((

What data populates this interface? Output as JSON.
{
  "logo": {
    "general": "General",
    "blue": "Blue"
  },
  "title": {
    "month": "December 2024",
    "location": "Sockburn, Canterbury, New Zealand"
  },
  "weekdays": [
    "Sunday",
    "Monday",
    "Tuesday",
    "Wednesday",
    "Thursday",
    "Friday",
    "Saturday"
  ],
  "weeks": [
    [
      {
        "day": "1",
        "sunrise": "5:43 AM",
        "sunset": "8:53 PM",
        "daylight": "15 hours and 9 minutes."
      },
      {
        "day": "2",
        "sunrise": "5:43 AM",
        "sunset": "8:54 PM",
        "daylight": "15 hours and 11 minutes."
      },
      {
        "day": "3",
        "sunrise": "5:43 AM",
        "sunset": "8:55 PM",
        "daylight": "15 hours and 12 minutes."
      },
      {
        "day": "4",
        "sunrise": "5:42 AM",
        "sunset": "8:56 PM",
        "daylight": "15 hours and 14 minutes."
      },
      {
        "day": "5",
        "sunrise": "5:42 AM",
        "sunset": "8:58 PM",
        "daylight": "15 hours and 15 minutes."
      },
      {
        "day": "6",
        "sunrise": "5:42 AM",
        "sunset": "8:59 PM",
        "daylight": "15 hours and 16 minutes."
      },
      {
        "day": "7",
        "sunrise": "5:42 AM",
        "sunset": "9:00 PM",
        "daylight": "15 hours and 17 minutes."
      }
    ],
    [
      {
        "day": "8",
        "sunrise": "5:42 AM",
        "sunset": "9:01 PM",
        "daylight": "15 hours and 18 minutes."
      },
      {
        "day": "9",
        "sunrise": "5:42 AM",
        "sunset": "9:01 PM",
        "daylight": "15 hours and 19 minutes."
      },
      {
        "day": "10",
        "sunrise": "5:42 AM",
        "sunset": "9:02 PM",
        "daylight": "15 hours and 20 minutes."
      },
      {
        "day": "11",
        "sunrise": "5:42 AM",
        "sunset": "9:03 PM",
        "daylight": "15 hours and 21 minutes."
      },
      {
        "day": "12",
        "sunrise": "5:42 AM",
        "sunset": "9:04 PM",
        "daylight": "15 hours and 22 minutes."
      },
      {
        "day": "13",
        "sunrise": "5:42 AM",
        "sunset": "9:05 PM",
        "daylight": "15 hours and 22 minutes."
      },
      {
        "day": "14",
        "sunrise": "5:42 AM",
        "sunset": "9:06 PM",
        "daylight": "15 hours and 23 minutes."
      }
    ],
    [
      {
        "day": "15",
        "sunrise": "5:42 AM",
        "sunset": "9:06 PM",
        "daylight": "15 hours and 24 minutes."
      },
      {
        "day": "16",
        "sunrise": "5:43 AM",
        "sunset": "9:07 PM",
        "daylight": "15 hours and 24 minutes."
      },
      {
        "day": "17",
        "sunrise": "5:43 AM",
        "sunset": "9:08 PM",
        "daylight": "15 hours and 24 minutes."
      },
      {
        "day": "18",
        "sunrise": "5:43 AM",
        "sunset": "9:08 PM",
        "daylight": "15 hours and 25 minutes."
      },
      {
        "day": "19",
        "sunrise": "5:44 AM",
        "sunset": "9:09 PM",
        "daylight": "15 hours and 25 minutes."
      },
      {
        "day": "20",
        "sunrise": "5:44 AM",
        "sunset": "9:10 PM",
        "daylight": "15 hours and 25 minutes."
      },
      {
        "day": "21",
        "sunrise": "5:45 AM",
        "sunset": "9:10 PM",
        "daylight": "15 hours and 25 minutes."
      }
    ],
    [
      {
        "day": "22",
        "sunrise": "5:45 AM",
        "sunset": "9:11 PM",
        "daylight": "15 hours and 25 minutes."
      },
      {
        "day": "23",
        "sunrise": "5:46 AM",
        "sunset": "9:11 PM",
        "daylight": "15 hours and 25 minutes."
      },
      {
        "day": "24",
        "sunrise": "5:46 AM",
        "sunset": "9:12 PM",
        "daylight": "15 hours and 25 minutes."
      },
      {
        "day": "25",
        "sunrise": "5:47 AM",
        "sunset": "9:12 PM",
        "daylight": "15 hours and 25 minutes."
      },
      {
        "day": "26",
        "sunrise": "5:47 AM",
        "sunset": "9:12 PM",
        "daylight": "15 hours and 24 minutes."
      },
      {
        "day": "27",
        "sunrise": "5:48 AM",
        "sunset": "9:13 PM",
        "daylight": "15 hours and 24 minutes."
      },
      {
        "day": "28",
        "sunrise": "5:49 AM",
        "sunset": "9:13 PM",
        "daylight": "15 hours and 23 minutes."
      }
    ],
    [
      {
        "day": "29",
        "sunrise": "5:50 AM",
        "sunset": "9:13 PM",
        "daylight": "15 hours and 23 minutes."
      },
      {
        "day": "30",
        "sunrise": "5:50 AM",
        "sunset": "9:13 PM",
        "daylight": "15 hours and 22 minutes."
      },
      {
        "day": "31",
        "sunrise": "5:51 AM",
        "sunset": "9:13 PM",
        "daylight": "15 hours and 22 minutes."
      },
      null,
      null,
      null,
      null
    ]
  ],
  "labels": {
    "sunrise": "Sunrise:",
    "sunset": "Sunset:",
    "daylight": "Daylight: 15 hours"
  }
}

))

Exactly reproduce all of the entries above.

What data populates this interface? Output as JSON.
{
  "logo": {
    "general": "General",
    "blue": "Blue"
  },
  "title": {
    "month": "December 2024",
    "location": "Sockburn, Canterbury, New Zealand"
  },
  "weekdays": [
    "Sunday",
    "Monday",
    "Tuesday",
    "Wednesday",
    "Thursday",
    "Friday",
    "Saturday"
  ],
  "weeks": [
    [
      {
        "day": "1",
        "sunrise": "5:43 AM",
        "sunset": "8:53 PM",
        "daylight": "15 hours and 9 minutes."
      },
      {
        "day": "2",
        "sunrise": "5:43 AM",
        "sunset": "8:54 PM",
        "daylight": "15 hours and 11 minutes."
      },
      {
        "day": "3",
        "sunrise": "5:43 AM",
        "sunset": "8:55 PM",
        "daylight": "15 hours and 12 minutes."
      },
      {
        "day": "4",
        "sunrise": "5:42 AM",
        "sunset": "8:56 PM",
        "daylight": "15 hours and 14 minutes."
      },
      {
        "day": "5",
        "sunrise": "5:42 AM",
        "sunset": "8:58 PM",
        "daylight": "15 hours and 15 minutes."
      },
      {
        "day": "6",
        "sunrise": "5:42 AM",
        "sunset": "8:59 PM",
        "daylight": "15 hours and 16 minutes."
      },
      {
        "day": "7",
        "sunrise": "5:42 AM",
        "sunset": "9:00 PM",
        "daylight": "15 hours and 17 minutes."
      }
    ],
    [
      {
        "day": "8",
        "sunrise": "5:42 AM",
        "sunset": "9:01 PM",
        "daylight": "15 hours and 18 minutes."
      },
      {
        "day": "9",
        "sunrise": "5:42 AM",
        "sunset": "9:01 PM",
        "daylight": "15 hours and 19 minutes."
      },
      {
        "day": "10",
        "sunrise": "5:42 AM",
        "sunset": "9:02 PM",
        "daylight": "15 hours and 20 minutes."
      },
      {
        "day": "11",
        "sunrise": "5:42 AM",
        "sunset": "9:03 PM",
        "daylight": "15 hours and 21 minutes."
      },
      {
        "day": "12",
        "sunrise": "5:42 AM",
        "sunset": "9:04 PM",
        "daylight": "15 hours and 22 minutes."
      },
      {
        "day": "13",
        "sunrise": "5:42 AM",
        "sunset": "9:05 PM",
        "daylight": "15 hours and 22 minutes."
      },
      {
        "day": "14",
        "sunrise": "5:42 AM",
        "sunset": "9:06 PM",
        "daylight": "15 hours and 23 minutes."
      }
    ],
    [
      {
        "day": "15",
        "sunrise": "5:42 AM",
        "sunset": "9:06 PM",
        "daylight": "15 hours and 24 minutes."
      },
      {
        "day": "16",
        "sunrise": "5:43 AM",
        "sunset": "9:07 PM",
        "daylight": "15 hours and 24 minutes."
      },
      {
        "day": "17",
        "sunrise": "5:43 AM",
        "sunset": "9:08 PM",
        "daylight": "15 hours and 24 minutes."
      },
      {
        "day": "18",
        "sunrise": "5:43 AM",
        "sunset": "9:08 PM",
        "daylight": "15 hours and 25 minutes."
      },
      {
        "day": "19",
        "sunrise": "5:44 AM",
        "sunset": "9:09 PM",
        "daylight": "15 hours and 25 minutes."
      },
      {
        "day": "20",
        "sunrise": "5:44 AM",
        "sunset": "9:10 PM",
        "daylight": "15 hours and 25 minutes."
      },
      {
        "day": "21",
        "sunrise": "5:45 AM",
        "sunset": "9:10 PM",
        "daylight": "15 hours and 25 minutes."
      }
    ],
    [
      {
        "day": "22",
        "sunrise": "5:45 AM",
        "sunset": "9:11 PM",
        "daylight": "15 hours and 25 minutes."
      },
      {
        "day": "23",
        "sunrise": "5:46 AM",
        "sunset": "9:11 PM",
        "daylight": "15 hours and 25 minutes."
      },
      {
        "day": "24",
        "sunrise": "5:46 AM",
        "sunset": "9:12 PM",
        "daylight": "15 hours and 25 minutes."
      },
      {
        "day": "25",
        "sunrise": "5:47 AM",
        "sunset": "9:12 PM",
        "daylight": "15 hours and 25 minutes."
      },
      {
        "day": "26",
        "sunrise": "5:47 AM",
        "sunset": "9:12 PM",
        "daylight": "15 hours and 24 minutes."
      },
      {
        "day": "27",
        "sunrise": "5:48 AM",
        "sunset": "9:13 PM",
        "daylight": "15 hours and 24 minutes."
      },
      {
        "day": "28",
        "sunrise": "5:49 AM",
        "sunset": "9:13 PM",
        "daylight": "15 hours and 23 minutes."
      }
    ],
    [
      {
        "day": "29",
        "sunrise": "5:50 AM",
        "sunset": "9:13 PM",
        "daylight": "15 hours and 23 minutes."
      },
      {
        "day": "30",
        "sunrise": "5:50 AM",
        "sunset": "9:13 PM",
        "daylight": "15 hours and 22 minutes."
      },
      {
        "day": "31",
        "sunrise": "5:51 AM",
        "sunset": "9:13 PM",
        "daylight": "15 hours and 22 minutes."
      },
      null,
      null,
      null,
      null
    ]
  ],
  "labels": {
    "sunrise": "Sunrise:",
    "sunset": "Sunset:",
    "daylight": "Daylight: 15 hours"
  }
}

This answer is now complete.